### Work to do
With the images removed, repeat the data below exactly.
----
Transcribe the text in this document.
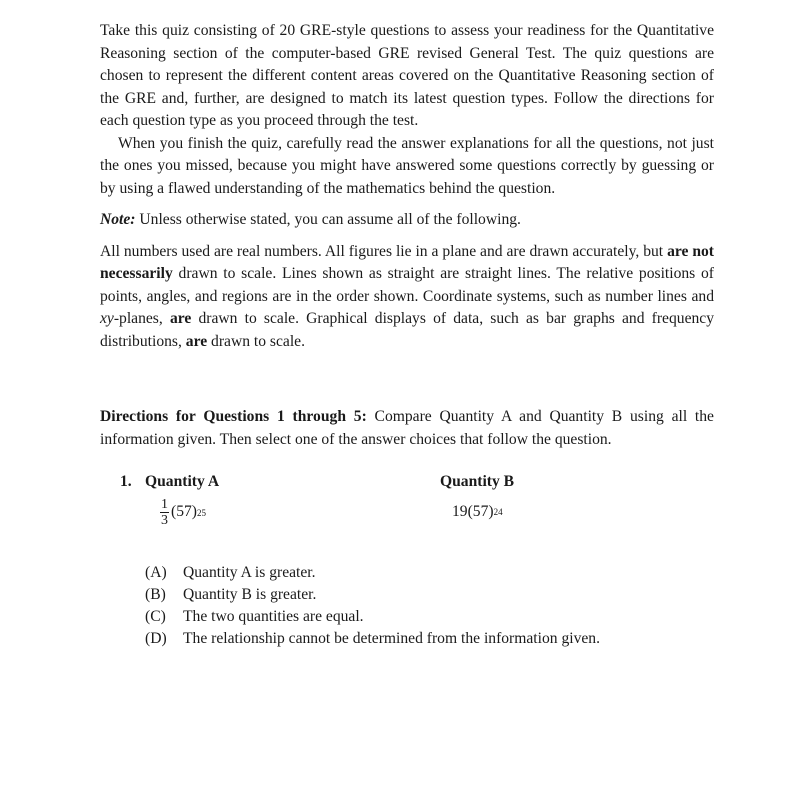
Take this quiz consisting of 20 GRE-style questions to assess your readiness for the Quantitative Reasoning section of the computer-based GRE revised General Test. The quiz questions are chosen to represent the different content areas covered on the Quantitative Reasoning section of the GRE and, further, are designed to match its latest question types. Follow the directions for each question type as you proceed through the test.

When you finish the quiz, carefully read the answer explanations for all the questions, not just the ones you missed, because you might have answered some questions correctly by guessing or by using a flawed understanding of the mathematics behind the question.

Note: Unless otherwise stated, you can assume all of the following.

All numbers used are real numbers. All figures lie in a plane and are drawn accurately, but are not necessarily drawn to scale. Lines shown as straight are straight lines. The relative positions of points, angles, and regions are in the order shown. Coordinate systems, such as number lines and xy-planes, are drawn to scale. Graphical displays of data, such as bar graphs and frequency distributions, are drawn to scale.

Directions for Questions 1 through 5: Compare Quantity A and Quantity B using all the information given. Then select one of the answer choices that follow the question.

1. Quantity A	Quantity B
$\frac{1}{3} (57)$ 25	19 (57) 24
(A)	Quantity A is greater.
(B)	Quantity B is greater.
(C)	The two quantities are equal.
(D)	The relationship cannot be determined from the information given.
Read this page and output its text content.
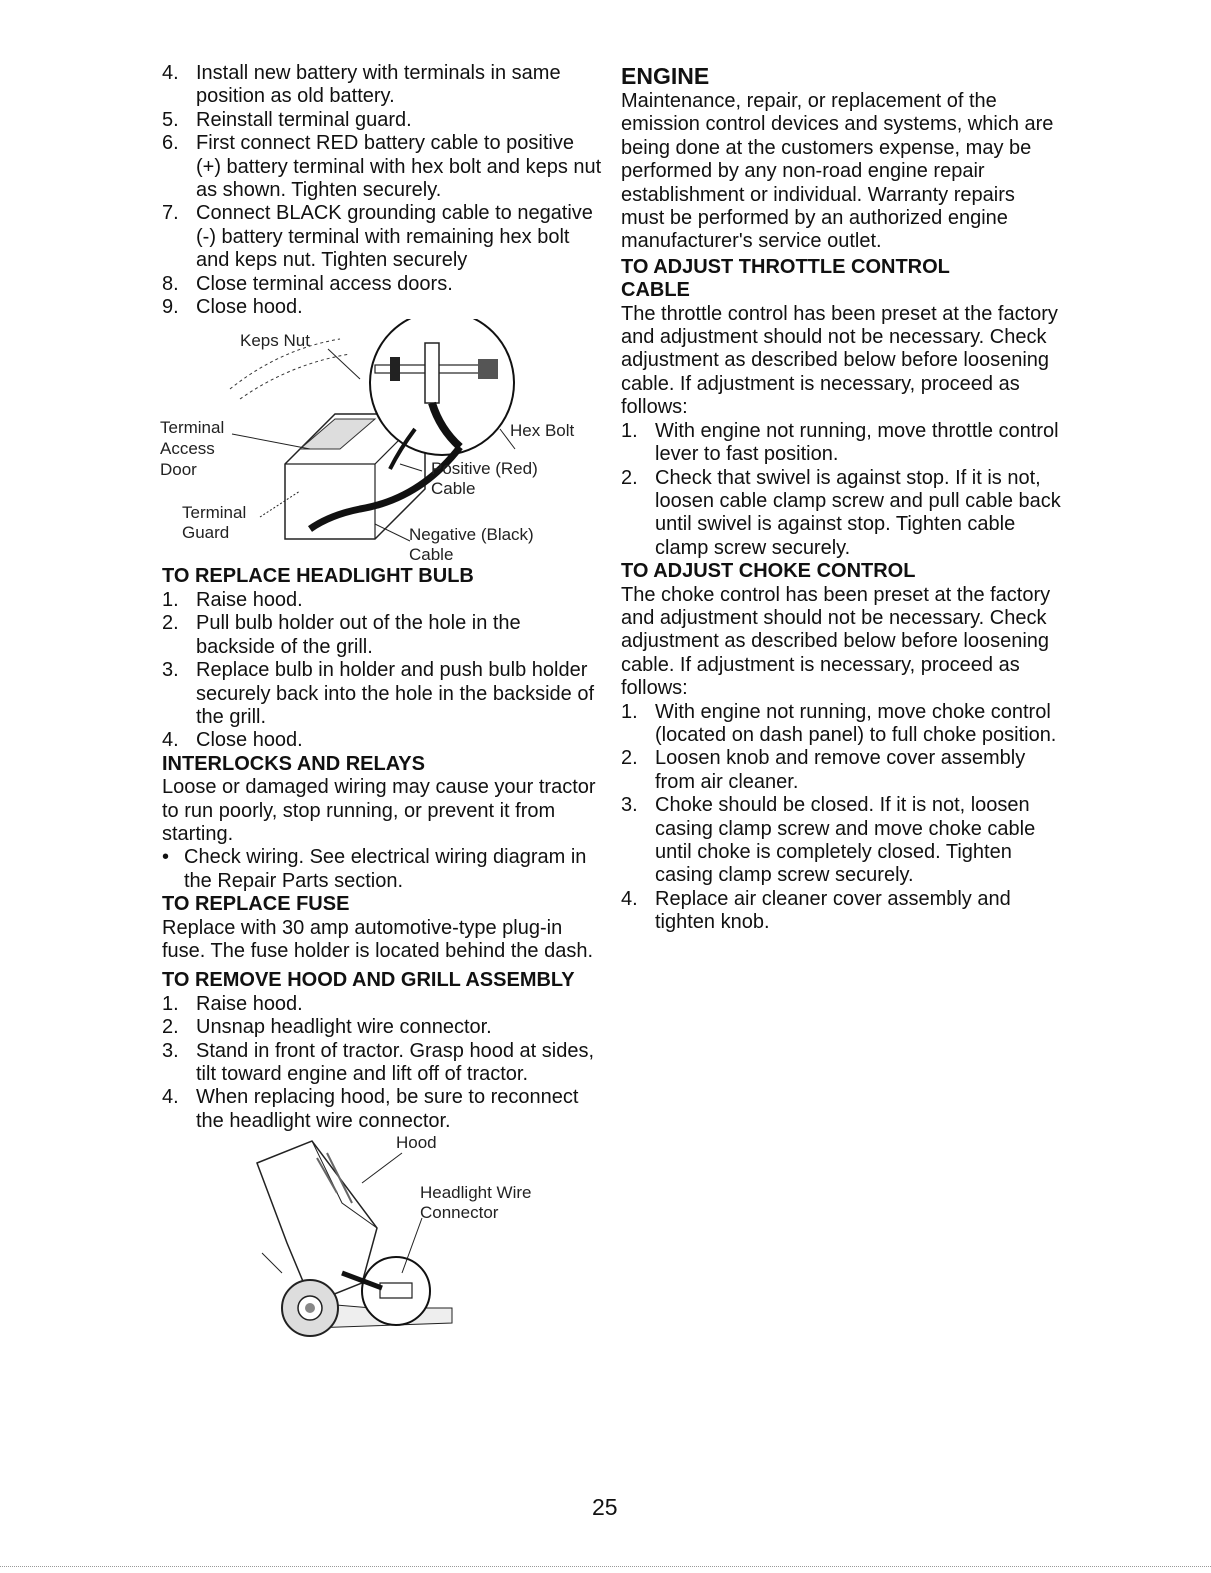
4. Install new battery with terminals in same position as old battery.
5. Reinstall terminal guard.
6. First connect RED battery cable to positive (+) battery terminal with hex bolt and keps nut as shown. Tighten securely.
7. Connect BLACK grounding cable to negative (-) battery terminal with remaining hex bolt and keps nut. Tighten securely
8. Close terminal access doors.
9. Close hood.
Keps Nut
Terminal
Access
Door
Hex Bolt
Positive (Red)
Cable
Terminal
Guard	Negative (Black)
Cable
TO REPLACE HEADLIGHT BULB
1. Raise hood.
2. Pull bulb holder out of the hole in the backside of the grill.
3. Replace bulb in holder and push bulb holder securely back into the hole in the backside of the grill.
4. Close hood.
INTERLOCKS AND RELAYS

Loose or damaged wiring may cause your tractor to run poorly, stop running, or prevent it from starting.

• Check wiring. See electrical wiring diagram in the Repair Parts section.
TO REPLACE FUSE

Replace with 30 amp automotive-type plug-in fuse. The fuse holder is located behind the dash.

TO REMOVE HOOD AND GRILL ASSEMBLY
1. Raise hood.
2. Unsnap headlight wire connector.
3. Stand in front of tractor. Grasp hood at sides, tilt toward engine and lift off of tractor.
4. When replacing hood, be sure to reconnect the headlight wire connector.
Hood
Headlight Wire
Connector
ENGINE

Maintenance, repair, or replacement of the emission control devices and systems, which are being done at the customers expense, may be performed by any non-road engine repair establishment or individual. Warranty repairs must be performed by an authorized engine manufacturer's service outlet.

TO ADJUST THROTTLE CONTROL CABLE

The throttle control has been preset at the factory and adjustment should not be necessary. Check adjustment as described below before loosening cable. If adjustment is necessary, proceed as follows:

1. With engine not running, move throttle control lever to fast position.
2. Check that swivel is against stop. If it is not, loosen cable clamp screw and pull cable back until swivel is against stop. Tighten cable clamp screw securely.
TO ADJUST CHOKE CONTROL

The choke control has been preset at the factory and adjustment should not be necessary. Check adjustment as described below before loosening cable. If adjustment is necessary, proceed as follows:

1. With engine not running, move choke control (located on dash panel) to full choke position.
2. Loosen knob and remove cover assembly from air cleaner.
3. Choke should be closed. If it is not, loosen casing clamp screw and move choke cable until choke is completely closed. Tighten casing clamp screw securely.
4. Replace air cleaner cover assembly and tighten knob.
25
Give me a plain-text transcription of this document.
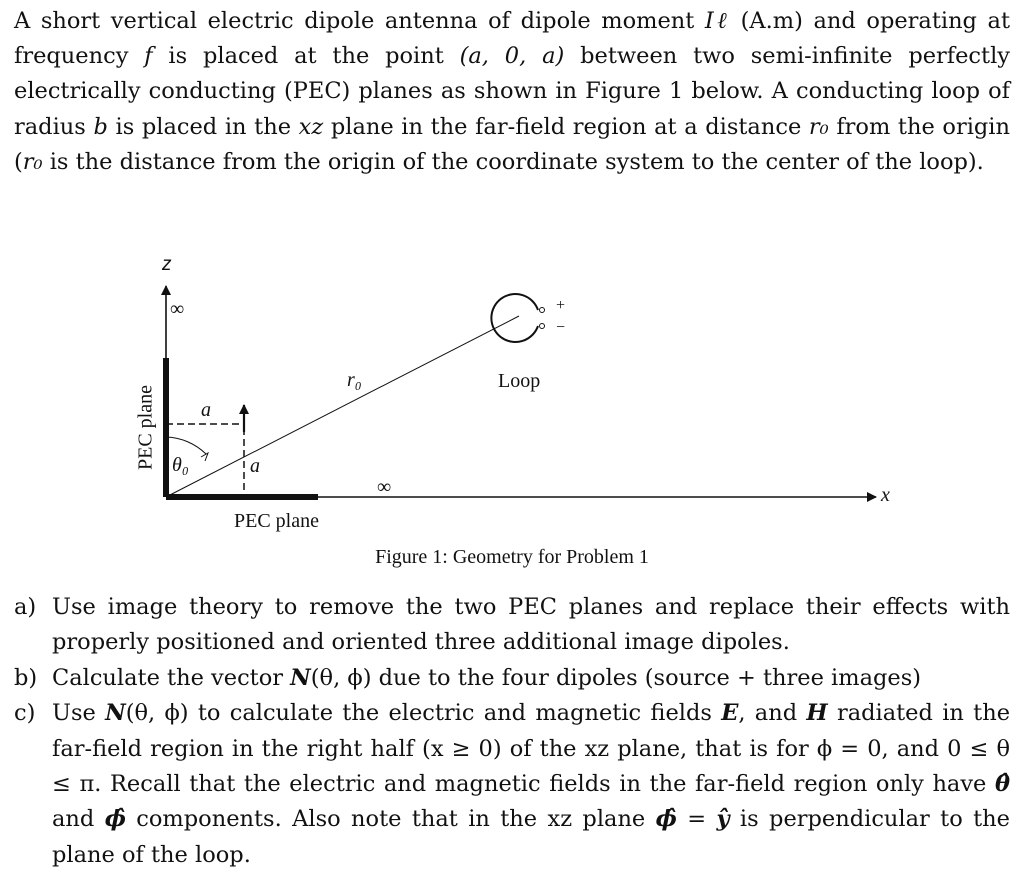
A short vertical electric dipole antenna of dipole moment Iℓ (A.m) and operating at frequency f is placed at the point (a, 0, a) between two semi-infinite perfectly electrically conducting (PEC) planes as shown in Figure 1 below. A conducting loop of radius b is placed in the xz plane in the far-field region at a distance r₀ from the origin (r₀ is the distance from the origin of the coordinate system to the center of the loop).

z
x
∞
∞
r₀	Loop
+
−
a
a
θ₀
PEC plane
PEC plane
Figure 1: Geometry for Problem 1
a) Use image theory to remove the two PEC planes and replace their effects with properly positioned and oriented three additional image dipoles.
b) Calculate the vector N(θ, ϕ) due to the four dipoles (source + three images)
c) Use N(θ, ϕ) to calculate the electric and magnetic fields E, and H radiated in the far-field region in the right half (x ≥ 0) of the xz plane, that is for ϕ = 0, and 0 ≤ θ ≤ π. Recall that the electric and magnetic fields in the far-field region only have θ̂ and ϕ̂ components. Also note that in the xz plane ϕ̂ = ŷ is perpendicular to the plane of the loop.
----
### Solution for this problem
Transcribe the text in this document.
Take this quiz consisting of 20 GRE-style questions to assess your readiness for the Quantitative Reasoning section of the computer-based GRE revised General Test. The quiz questions are chosen to represent the different content areas covered on the Quantitative Reasoning section of the GRE and, further, are designed to match its latest question types. Follow the directions for each question type as you proceed through the test.

When you finish the quiz, carefully read the answer explanations for all the questions, not just the ones you missed, because you might have answered some questions correctly by guessing or by using a flawed understanding of the mathematics behind the question.

Note: Unless otherwise stated, you can assume all of the following.

All numbers used are real numbers. All figures lie in a plane and are drawn accurately, but are not necessarily drawn to scale. Lines shown as straight are straight lines. The relative positions of points, angles, and regions are in the order shown. Coordinate systems, such as number lines and xy-planes, are drawn to scale. Graphical displays of data, such as bar graphs and frequency distributions, are drawn to scale.

Directions for Questions 1 through 5: Compare Quantity A and Quantity B using all the information given. Then select one of the answer choices that follow the question.

1. Quantity A	Quantity B
$\frac{1}{3} (57)$ 25	19 (57) 24
(A)	Quantity A is greater.
(B)	Quantity B is greater.
(C)	The two quantities are equal.
(D)	The relationship cannot be determined from the information given.
Read this page and output its text content.
4. Install new battery with terminals in same position as old battery.
5. Reinstall terminal guard.
6. First connect RED battery cable to positive (+) battery terminal with hex bolt and keps nut as shown. Tighten securely.
7. Connect BLACK grounding cable to negative (-) battery terminal with remaining hex bolt and keps nut. Tighten securely
8. Close terminal access doors.
9. Close hood.
Keps Nut
Terminal
Access
Door
Hex Bolt
Positive (Red)
Cable
Terminal
Guard	Negative (Black)
Cable
TO REPLACE HEADLIGHT BULB
1. Raise hood.
2. Pull bulb holder out of the hole in the backside of the grill.
3. Replace bulb in holder and push bulb holder securely back into the hole in the backside of the grill.
4. Close hood.
INTERLOCKS AND RELAYS

Loose or damaged wiring may cause your tractor to run poorly, stop running, or prevent it from starting.

• Check wiring. See electrical wiring diagram in the Repair Parts section.
TO REPLACE FUSE

Replace with 30 amp automotive-type plug-in fuse. The fuse holder is located behind the dash.

TO REMOVE HOOD AND GRILL ASSEMBLY
1. Raise hood.
2. Unsnap headlight wire connector.
3. Stand in front of tractor. Grasp hood at sides, tilt toward engine and lift off of tractor.
4. When replacing hood, be sure to reconnect the headlight wire connector.
Hood
Headlight Wire
Connector
ENGINE

Maintenance, repair, or replacement of the emission control devices and systems, which are being done at the customers expense, may be performed by any non-road engine repair establishment or individual. Warranty repairs must be performed by an authorized engine manufacturer's service outlet.

TO ADJUST THROTTLE CONTROL CABLE

The throttle control has been preset at the factory and adjustment should not be necessary. Check adjustment as described below before loosening cable. If adjustment is necessary, proceed as follows:

1. With engine not running, move throttle control lever to fast position.
2. Check that swivel is against stop. If it is not, loosen cable clamp screw and pull cable back until swivel is against stop. Tighten cable clamp screw securely.
TO ADJUST CHOKE CONTROL

The choke control has been preset at the factory and adjustment should not be necessary. Check adjustment as described below before loosening cable. If adjustment is necessary, proceed as follows:

1. With engine not running, move choke control (located on dash panel) to full choke position.
2. Loosen knob and remove cover assembly from air cleaner.
3. Choke should be closed. If it is not, loosen casing clamp screw and move choke cable until choke is completely closed. Tighten casing clamp screw securely.
4. Replace air cleaner cover assembly and tighten knob.
25
Give me a plain-text transcription of this document.
A short vertical electric dipole antenna of dipole moment Iℓ (A.m) and operating at frequency f is placed at the point (a, 0, a) between two semi-infinite perfectly electrically conducting (PEC) planes as shown in Figure 1 below. A conducting loop of radius b is placed in the xz plane in the far-field region at a distance r₀ from the origin (r₀ is the distance from the origin of the coordinate system to the center of the loop).

z
x
∞
∞
r₀	Loop
+
−
a
a
θ₀
PEC plane
PEC plane
Figure 1: Geometry for Problem 1
a) Use image theory to remove the two PEC planes and replace their effects with properly positioned and oriented three additional image dipoles.
b) Calculate the vector N(θ, ϕ) due to the four dipoles (source + three images)
c) Use N(θ, ϕ) to calculate the electric and magnetic fields E, and H radiated in the far-field region in the right half (x ≥ 0) of the xz plane, that is for ϕ = 0, and 0 ≤ θ ≤ π. Recall that the electric and magnetic fields in the far-field region only have θ̂ and ϕ̂ components. Also note that in the xz plane ϕ̂ = ŷ is perpendicular to the plane of the loop.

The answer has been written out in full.